Saved entries:
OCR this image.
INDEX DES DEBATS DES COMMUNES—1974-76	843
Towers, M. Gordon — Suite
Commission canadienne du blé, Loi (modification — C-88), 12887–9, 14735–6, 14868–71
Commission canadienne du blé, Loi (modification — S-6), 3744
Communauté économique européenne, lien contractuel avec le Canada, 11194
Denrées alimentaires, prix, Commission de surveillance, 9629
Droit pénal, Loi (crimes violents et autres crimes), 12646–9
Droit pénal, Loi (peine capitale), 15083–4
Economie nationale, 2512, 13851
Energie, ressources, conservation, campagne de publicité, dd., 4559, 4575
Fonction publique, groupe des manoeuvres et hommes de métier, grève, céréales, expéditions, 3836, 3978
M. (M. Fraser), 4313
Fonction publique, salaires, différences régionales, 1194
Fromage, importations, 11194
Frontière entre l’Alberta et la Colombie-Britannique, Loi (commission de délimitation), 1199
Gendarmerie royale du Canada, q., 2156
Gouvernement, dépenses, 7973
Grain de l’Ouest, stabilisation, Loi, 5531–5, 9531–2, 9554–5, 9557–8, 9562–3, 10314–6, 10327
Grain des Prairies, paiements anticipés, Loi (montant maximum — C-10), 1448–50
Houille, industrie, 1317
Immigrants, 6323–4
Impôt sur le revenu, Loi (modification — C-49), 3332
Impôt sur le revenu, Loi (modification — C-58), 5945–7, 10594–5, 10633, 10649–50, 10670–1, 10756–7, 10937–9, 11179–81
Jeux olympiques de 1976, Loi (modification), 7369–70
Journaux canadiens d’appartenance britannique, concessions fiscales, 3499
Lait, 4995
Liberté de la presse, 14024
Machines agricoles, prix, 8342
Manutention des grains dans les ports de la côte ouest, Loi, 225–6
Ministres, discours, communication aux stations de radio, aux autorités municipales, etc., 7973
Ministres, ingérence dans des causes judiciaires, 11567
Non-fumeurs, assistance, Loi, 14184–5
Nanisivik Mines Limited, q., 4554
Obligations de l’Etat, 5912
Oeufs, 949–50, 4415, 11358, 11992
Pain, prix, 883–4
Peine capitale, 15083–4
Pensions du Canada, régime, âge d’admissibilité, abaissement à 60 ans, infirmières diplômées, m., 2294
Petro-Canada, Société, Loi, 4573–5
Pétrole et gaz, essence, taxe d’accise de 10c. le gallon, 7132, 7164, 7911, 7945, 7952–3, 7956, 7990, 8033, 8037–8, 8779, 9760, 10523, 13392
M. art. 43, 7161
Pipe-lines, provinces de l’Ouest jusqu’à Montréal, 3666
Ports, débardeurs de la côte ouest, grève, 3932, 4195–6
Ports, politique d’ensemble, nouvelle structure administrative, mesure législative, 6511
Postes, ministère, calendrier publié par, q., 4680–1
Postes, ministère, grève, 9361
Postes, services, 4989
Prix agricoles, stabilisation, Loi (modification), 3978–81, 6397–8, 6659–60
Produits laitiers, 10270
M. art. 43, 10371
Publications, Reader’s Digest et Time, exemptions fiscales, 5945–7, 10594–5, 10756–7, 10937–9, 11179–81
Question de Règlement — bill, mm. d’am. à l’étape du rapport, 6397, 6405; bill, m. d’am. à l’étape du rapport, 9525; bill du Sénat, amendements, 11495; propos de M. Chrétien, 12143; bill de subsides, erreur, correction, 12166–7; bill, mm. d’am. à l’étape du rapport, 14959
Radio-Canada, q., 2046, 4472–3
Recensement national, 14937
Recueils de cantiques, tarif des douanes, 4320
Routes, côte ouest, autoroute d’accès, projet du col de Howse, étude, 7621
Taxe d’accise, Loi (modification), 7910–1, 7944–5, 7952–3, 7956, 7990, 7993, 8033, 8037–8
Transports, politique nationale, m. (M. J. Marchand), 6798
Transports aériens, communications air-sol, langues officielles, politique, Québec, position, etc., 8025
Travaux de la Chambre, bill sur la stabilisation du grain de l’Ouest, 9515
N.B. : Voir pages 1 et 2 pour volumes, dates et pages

Task brief:
Please reproduce the entire listing, exactly as shown.

Exercise solution:
OCR this image.
INDEX DES DEBATS DES COMMUNES—1974-76	843
Towers, M. Gordon — Suite
Commission canadienne du blé, Loi (modification — C-88), 12887–9, 14735–6, 14868–71
Commission canadienne du blé, Loi (modification — S-6), 3744
Communauté économique européenne, lien contractuel avec le Canada, 11194
Denrées alimentaires, prix, Commission de surveillance, 9629
Droit pénal, Loi (crimes violents et autres crimes), 12646–9
Droit pénal, Loi (peine capitale), 15083–4
Economie nationale, 2512, 13851
Energie, ressources, conservation, campagne de publicité, dd., 4559, 4575
Fonction publique, groupe des manoeuvres et hommes de métier, grève, céréales, expéditions, 3836, 3978
M. (M. Fraser), 4313
Fonction publique, salaires, différences régionales, 1194
Fromage, importations, 11194
Frontière entre l’Alberta et la Colombie-Britannique, Loi (commission de délimitation), 1199
Gendarmerie royale du Canada, q., 2156
Gouvernement, dépenses, 7973
Grain de l’Ouest, stabilisation, Loi, 5531–5, 9531–2, 9554–5, 9557–8, 9562–3, 10314–6, 10327
Grain des Prairies, paiements anticipés, Loi (montant maximum — C-10), 1448–50
Houille, industrie, 1317
Immigrants, 6323–4
Impôt sur le revenu, Loi (modification — C-49), 3332
Impôt sur le revenu, Loi (modification — C-58), 5945–7, 10594–5, 10633, 10649–50, 10670–1, 10756–7, 10937–9, 11179–81
Jeux olympiques de 1976, Loi (modification), 7369–70
Journaux canadiens d’appartenance britannique, concessions fiscales, 3499
Lait, 4995
Liberté de la presse, 14024
Machines agricoles, prix, 8342
Manutention des grains dans les ports de la côte ouest, Loi, 225–6
Ministres, discours, communication aux stations de radio, aux autorités municipales, etc., 7973
Ministres, ingérence dans des causes judiciaires, 11567
Non-fumeurs, assistance, Loi, 14184–5
Nanisivik Mines Limited, q., 4554
Obligations de l’Etat, 5912
Oeufs, 949–50, 4415, 11358, 11992
Pain, prix, 883–4
Peine capitale, 15083–4
Pensions du Canada, régime, âge d’admissibilité, abaissement à 60 ans, infirmières diplômées, m., 2294
Petro-Canada, Société, Loi, 4573–5
Pétrole et gaz, essence, taxe d’accise de 10c. le gallon, 7132, 7164, 7911, 7945, 7952–3, 7956, 7990, 8033, 8037–8, 8779, 9760, 10523, 13392
M. art. 43, 7161
Pipe-lines, provinces de l’Ouest jusqu’à Montréal, 3666
Ports, débardeurs de la côte ouest, grève, 3932, 4195–6
Ports, politique d’ensemble, nouvelle structure administrative, mesure législative, 6511
Postes, ministère, calendrier publié par, q., 4680–1
Postes, ministère, grève, 9361
Postes, services, 4989
Prix agricoles, stabilisation, Loi (modification), 3978–81, 6397–8, 6659–60
Produits laitiers, 10270
M. art. 43, 10371
Publications, Reader’s Digest et Time, exemptions fiscales, 5945–7, 10594–5, 10756–7, 10937–9, 11179–81
Question de Règlement — bill, mm. d’am. à l’étape du rapport, 6397, 6405; bill, m. d’am. à l’étape du rapport, 9525; bill du Sénat, amendements, 11495; propos de M. Chrétien, 12143; bill de subsides, erreur, correction, 12166–7; bill, mm. d’am. à l’étape du rapport, 14959
Radio-Canada, q., 2046, 4472–3
Recensement national, 14937
Recueils de cantiques, tarif des douanes, 4320
Routes, côte ouest, autoroute d’accès, projet du col de Howse, étude, 7621
Taxe d’accise, Loi (modification), 7910–1, 7944–5, 7952–3, 7956, 7990, 7993, 8033, 8037–8
Transports, politique nationale, m. (M. J. Marchand), 6798
Transports aériens, communications air-sol, langues officielles, politique, Québec, position, etc., 8025
Travaux de la Chambre, bill sur la stabilisation du grain de l’Ouest, 9515
N.B. : Voir pages 1 et 2 pour volumes, dates et pages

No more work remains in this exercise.